[Task goal] All of the material below is to be restated word for word, apart from the pictures.

[Given records]
++++

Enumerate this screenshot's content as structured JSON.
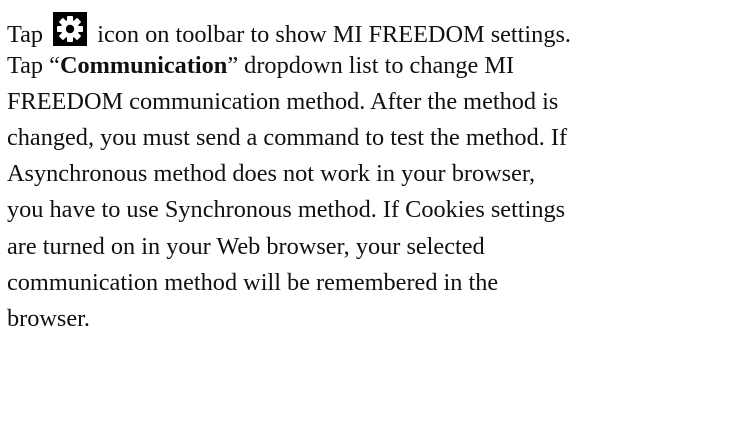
{
  "lines": {
    "l1_before": "Tap",
    "l1_icon": "gear-icon",
    "l1_after": "icon on toolbar to show MI FREEDOM settings.",
    "l2_open": "Tap “",
    "l2_bold": "Communication",
    "l2_close": "” dropdown list to change MI",
    "l3": "FREEDOM communication method. After the method is",
    "l4": "changed, you must send a command to test the method. If",
    "l5": "Asynchronous method does not work in your browser,",
    "l6": "you have to use Synchronous method. If Cookies settings",
    "l7": "are turned on in your Web browser, your selected",
    "l8": "communication method will be remembered in the",
    "l9": "browser."
  },
  "colors": {
    "text": "#111111",
    "icon_background": "#000000",
    "icon_foreground": "#ffffff"
  }
}
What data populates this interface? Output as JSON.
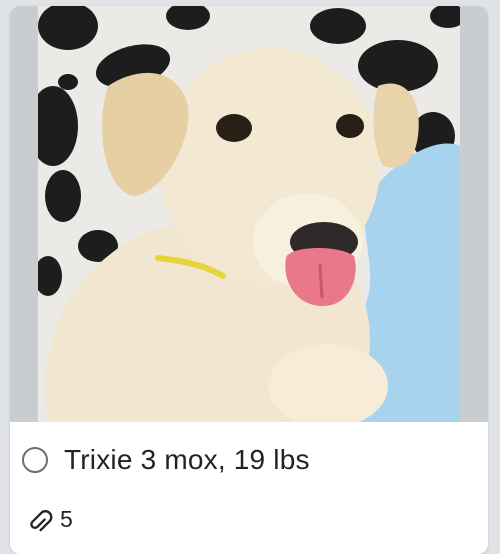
{
  "card": {
    "title": "Trixie 3 mox, 19 lbs",
    "attachments_count": "5",
    "completed": false
  },
  "cover": {
    "subject": "puppy-photo"
  },
  "icons": {
    "checkbox": "circle-checkbox-icon",
    "attachments": "paperclip-icon"
  },
  "colors": {
    "board_background": "#dfe3e8",
    "card_background": "#ffffff",
    "cover_background": "#c9ccd0",
    "text": "#1f2328"
  }
}
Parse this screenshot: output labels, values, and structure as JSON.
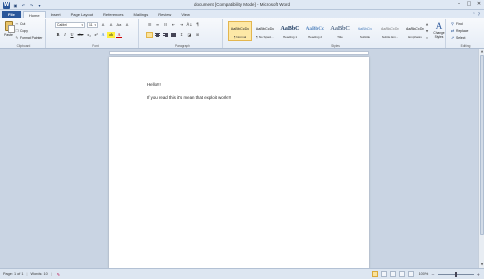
{
  "window": {
    "title": "document [Compatibility Mode] - Microsoft Word",
    "app_icon_letter": "W",
    "qat": [
      "save-icon",
      "undo-icon",
      "redo-icon",
      "customize-icon"
    ],
    "controls": [
      "–",
      "□",
      "✕"
    ]
  },
  "tabs": [
    {
      "label": "File",
      "kind": "file"
    },
    {
      "label": "Home",
      "kind": "active"
    },
    {
      "label": "Insert"
    },
    {
      "label": "Page Layout"
    },
    {
      "label": "References"
    },
    {
      "label": "Mailings"
    },
    {
      "label": "Review"
    },
    {
      "label": "View"
    }
  ],
  "ribbon": {
    "clipboard": {
      "label": "Clipboard",
      "paste": "Paste",
      "cut": "Cut",
      "copy": "Copy",
      "format_painter": "Format Painter"
    },
    "font": {
      "label": "Font",
      "family": "Calibri",
      "size": "11",
      "grow": "A",
      "shrink": "A",
      "case": "Aa",
      "clear": "A",
      "bold": "B",
      "italic": "I",
      "underline": "U",
      "strike": "abc",
      "sub": "x₂",
      "sup": "x²",
      "effects": "A",
      "highlight": "ab",
      "color": "A"
    },
    "paragraph": {
      "label": "Paragraph",
      "sort": "A↓",
      "marks": "¶"
    },
    "styles": {
      "label": "Styles",
      "items": [
        {
          "sample": "AaBbCcDc",
          "name": "¶ Normal",
          "kind": "normal",
          "selected": true
        },
        {
          "sample": "AaBbCcDc",
          "name": "¶ No Spaci...",
          "kind": "normal"
        },
        {
          "sample": "AaBbC",
          "name": "Heading 1",
          "kind": "big"
        },
        {
          "sample": "AaBbCc",
          "name": "Heading 2",
          "kind": "mid"
        },
        {
          "sample": "AaBbC",
          "name": "Title",
          "kind": "title"
        },
        {
          "sample": "AaBbCcI",
          "name": "Subtitle",
          "kind": "normal"
        },
        {
          "sample": "AaBbCcDc",
          "name": "Subtle Em...",
          "kind": "normal"
        },
        {
          "sample": "AaBbCcDc",
          "name": "Emphasis",
          "kind": "normal"
        }
      ],
      "change_styles": "Change Styles"
    },
    "editing": {
      "label": "Editing",
      "find": "Find",
      "replace": "Replace",
      "select": "Select"
    }
  },
  "document": {
    "line1": "Hello!!!",
    "line2": "If you read this it's mean that exploit work!!!"
  },
  "status": {
    "page": "Page: 1 of 1",
    "words": "Words: 10",
    "zoom": "100%",
    "zoom_level": 0.5
  }
}
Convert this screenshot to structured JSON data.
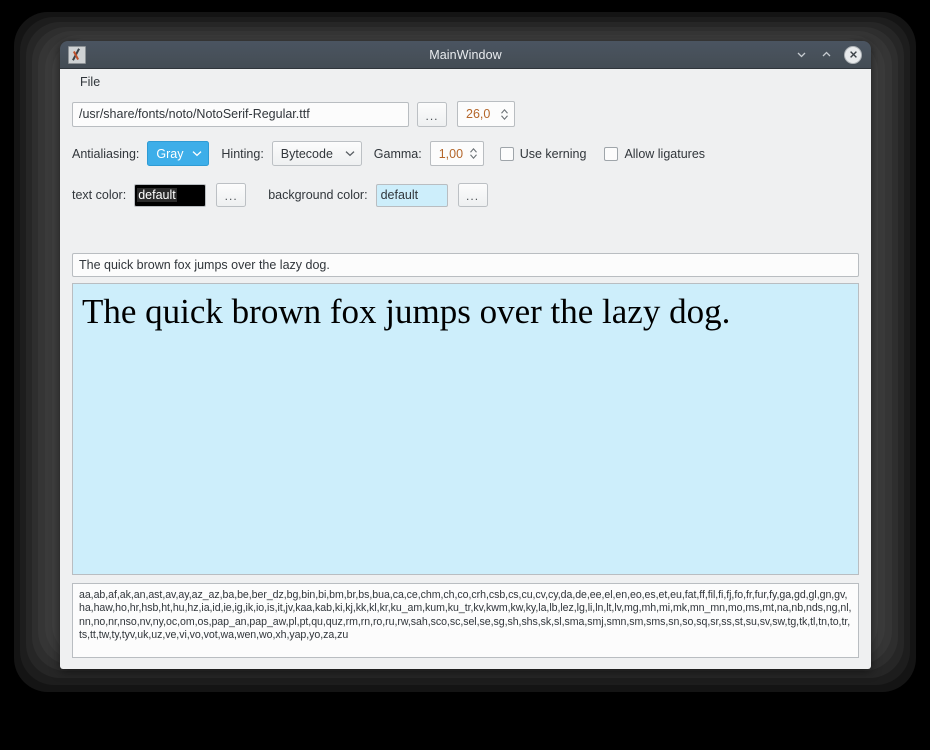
{
  "window": {
    "title": "MainWindow",
    "icon": "app-icon",
    "buttons": {
      "minimize": "minimize-icon",
      "maximize": "maximize-icon",
      "close": "close-icon"
    }
  },
  "menubar": {
    "items": [
      {
        "label": "File"
      }
    ]
  },
  "font_row": {
    "path_value": "/usr/share/fonts/noto/NotoSerif-Regular.ttf",
    "browse_label": "...",
    "size_value": "26,0"
  },
  "options_row": {
    "antialiasing_label": "Antialiasing:",
    "antialiasing_value": "Gray",
    "hinting_label": "Hinting:",
    "hinting_value": "Bytecode",
    "gamma_label": "Gamma:",
    "gamma_value": "1,00",
    "use_kerning_label": "Use kerning",
    "use_kerning_checked": false,
    "allow_ligatures_label": "Allow ligatures",
    "allow_ligatures_checked": false
  },
  "colors_row": {
    "text_color_label": "text color:",
    "text_color_value": "default",
    "text_color_swatch": "#000000",
    "text_color_browse": "...",
    "background_color_label": "background color:",
    "background_color_value": "default",
    "background_color_swatch": "#cdeefb",
    "background_color_browse": "..."
  },
  "sample": {
    "input_value": "The quick brown fox jumps over the lazy dog.",
    "preview_text": "The quick brown fox jumps over the lazy dog."
  },
  "features": {
    "text": "aa,ab,af,ak,an,ast,av,ay,az_az,ba,be,ber_dz,bg,bin,bi,bm,br,bs,bua,ca,ce,chm,ch,co,crh,csb,cs,cu,cv,cy,da,de,ee,el,en,eo,es,et,eu,fat,ff,fil,fi,fj,fo,fr,fur,fy,ga,gd,gl,gn,gv,ha,haw,ho,hr,hsb,ht,hu,hz,ia,id,ie,ig,ik,io,is,it,jv,kaa,kab,ki,kj,kk,kl,kr,ku_am,kum,ku_tr,kv,kwm,kw,ky,la,lb,lez,lg,li,ln,lt,lv,mg,mh,mi,mk,mn_mn,mo,ms,mt,na,nb,nds,ng,nl,nn,no,nr,nso,nv,ny,oc,om,os,pap_an,pap_aw,pl,pt,qu,quz,rm,rn,ro,ru,rw,sah,sco,sc,sel,se,sg,sh,shs,sk,sl,sma,smj,smn,sm,sms,sn,so,sq,sr,ss,st,su,sv,sw,tg,tk,tl,tn,to,tr,ts,tt,tw,ty,tyv,uk,uz,ve,vi,vo,vot,wa,wen,wo,xh,yap,yo,za,zu"
  },
  "theme": {
    "accent": "#3daee9",
    "window_bg": "#eff0f1",
    "titlebar_bg": "#475059",
    "preview_bg": "#cdeefb",
    "spin_text": "#b4662a"
  }
}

++++

[The completed task]
Enumerate this screenshot's content as structured JSON.
{
  "lines": {
    "l1_before": "Tap",
    "l1_icon": "gear-icon",
    "l1_after": "icon on toolbar to show MI FREEDOM settings.",
    "l2_open": "Tap “",
    "l2_bold": "Communication",
    "l2_close": "” dropdown list to change MI",
    "l3": "FREEDOM communication method. After the method is",
    "l4": "changed, you must send a command to test the method. If",
    "l5": "Asynchronous method does not work in your browser,",
    "l6": "you have to use Synchronous method. If Cookies settings",
    "l7": "are turned on in your Web browser, your selected",
    "l8": "communication method will be remembered in the",
    "l9": "browser."
  },
  "colors": {
    "text": "#111111",
    "icon_background": "#000000",
    "icon_foreground": "#ffffff"
  }
}
What data populates this interface? Output as JSON.
{
  "card": {
    "title": "Trixie 3 mox, 19 lbs",
    "attachments_count": "5",
    "completed": false
  },
  "cover": {
    "subject": "puppy-photo"
  },
  "icons": {
    "checkbox": "circle-checkbox-icon",
    "attachments": "paperclip-icon"
  },
  "colors": {
    "board_background": "#dfe3e8",
    "card_background": "#ffffff",
    "cover_background": "#c9ccd0",
    "text": "#1f2328"
  }
}
Parse this screenshot: output labels, values, and structure as JSON.
{
  "window": {
    "title": "document [Compatibility Mode] - Microsoft Word",
    "app_icon_letter": "W",
    "qat": [
      "save-icon",
      "undo-icon",
      "redo-icon",
      "customize-icon"
    ],
    "controls": [
      "–",
      "□",
      "✕"
    ]
  },
  "tabs": [
    {
      "label": "File",
      "kind": "file"
    },
    {
      "label": "Home",
      "kind": "active"
    },
    {
      "label": "Insert"
    },
    {
      "label": "Page Layout"
    },
    {
      "label": "References"
    },
    {
      "label": "Mailings"
    },
    {
      "label": "Review"
    },
    {
      "label": "View"
    }
  ],
  "ribbon": {
    "clipboard": {
      "label": "Clipboard",
      "paste": "Paste",
      "cut": "Cut",
      "copy": "Copy",
      "format_painter": "Format Painter"
    },
    "font": {
      "label": "Font",
      "family": "Calibri",
      "size": "11",
      "grow": "A",
      "shrink": "A",
      "case": "Aa",
      "clear": "A",
      "bold": "B",
      "italic": "I",
      "underline": "U",
      "strike": "abc",
      "sub": "x₂",
      "sup": "x²",
      "effects": "A",
      "highlight": "ab",
      "color": "A"
    },
    "paragraph": {
      "label": "Paragraph",
      "sort": "A↓",
      "marks": "¶"
    },
    "styles": {
      "label": "Styles",
      "items": [
        {
          "sample": "AaBbCcDc",
          "name": "¶ Normal",
          "kind": "normal",
          "selected": true
        },
        {
          "sample": "AaBbCcDc",
          "name": "¶ No Spaci...",
          "kind": "normal"
        },
        {
          "sample": "AaBbC",
          "name": "Heading 1",
          "kind": "big"
        },
        {
          "sample": "AaBbCc",
          "name": "Heading 2",
          "kind": "mid"
        },
        {
          "sample": "AaBbC",
          "name": "Title",
          "kind": "title"
        },
        {
          "sample": "AaBbCcI",
          "name": "Subtitle",
          "kind": "normal"
        },
        {
          "sample": "AaBbCcDc",
          "name": "Subtle Em...",
          "kind": "normal"
        },
        {
          "sample": "AaBbCcDc",
          "name": "Emphasis",
          "kind": "normal"
        }
      ],
      "change_styles": "Change Styles"
    },
    "editing": {
      "label": "Editing",
      "find": "Find",
      "replace": "Replace",
      "select": "Select"
    }
  },
  "document": {
    "line1": "Hello!!!",
    "line2": "If you read this it's mean that exploit work!!!"
  },
  "status": {
    "page": "Page: 1 of 1",
    "words": "Words: 10",
    "zoom": "100%",
    "zoom_level": 0.5
  }
}
Convert this screenshot to structured JSON data.
{
  "window": {
    "title": "MainWindow",
    "icon": "app-icon",
    "buttons": {
      "minimize": "minimize-icon",
      "maximize": "maximize-icon",
      "close": "close-icon"
    }
  },
  "menubar": {
    "items": [
      {
        "label": "File"
      }
    ]
  },
  "font_row": {
    "path_value": "/usr/share/fonts/noto/NotoSerif-Regular.ttf",
    "browse_label": "...",
    "size_value": "26,0"
  },
  "options_row": {
    "antialiasing_label": "Antialiasing:",
    "antialiasing_value": "Gray",
    "hinting_label": "Hinting:",
    "hinting_value": "Bytecode",
    "gamma_label": "Gamma:",
    "gamma_value": "1,00",
    "use_kerning_label": "Use kerning",
    "use_kerning_checked": false,
    "allow_ligatures_label": "Allow ligatures",
    "allow_ligatures_checked": false
  },
  "colors_row": {
    "text_color_label": "text color:",
    "text_color_value": "default",
    "text_color_swatch": "#000000",
    "text_color_browse": "...",
    "background_color_label": "background color:",
    "background_color_value": "default",
    "background_color_swatch": "#cdeefb",
    "background_color_browse": "..."
  },
  "sample": {
    "input_value": "The quick brown fox jumps over the lazy dog.",
    "preview_text": "The quick brown fox jumps over the lazy dog."
  },
  "features": {
    "text": "aa,ab,af,ak,an,ast,av,ay,az_az,ba,be,ber_dz,bg,bin,bi,bm,br,bs,bua,ca,ce,chm,ch,co,crh,csb,cs,cu,cv,cy,da,de,ee,el,en,eo,es,et,eu,fat,ff,fil,fi,fj,fo,fr,fur,fy,ga,gd,gl,gn,gv,ha,haw,ho,hr,hsb,ht,hu,hz,ia,id,ie,ig,ik,io,is,it,jv,kaa,kab,ki,kj,kk,kl,kr,ku_am,kum,ku_tr,kv,kwm,kw,ky,la,lb,lez,lg,li,ln,lt,lv,mg,mh,mi,mk,mn_mn,mo,ms,mt,na,nb,nds,ng,nl,nn,no,nr,nso,nv,ny,oc,om,os,pap_an,pap_aw,pl,pt,qu,quz,rm,rn,ro,ru,rw,sah,sco,sc,sel,se,sg,sh,shs,sk,sl,sma,smj,smn,sm,sms,sn,so,sq,sr,ss,st,su,sv,sw,tg,tk,tl,tn,to,tr,ts,tt,tw,ty,tyv,uk,uz,ve,vi,vo,vot,wa,wen,wo,xh,yap,yo,za,zu"
  },
  "theme": {
    "accent": "#3daee9",
    "window_bg": "#eff0f1",
    "titlebar_bg": "#475059",
    "preview_bg": "#cdeefb",
    "spin_text": "#b4662a"
  }
}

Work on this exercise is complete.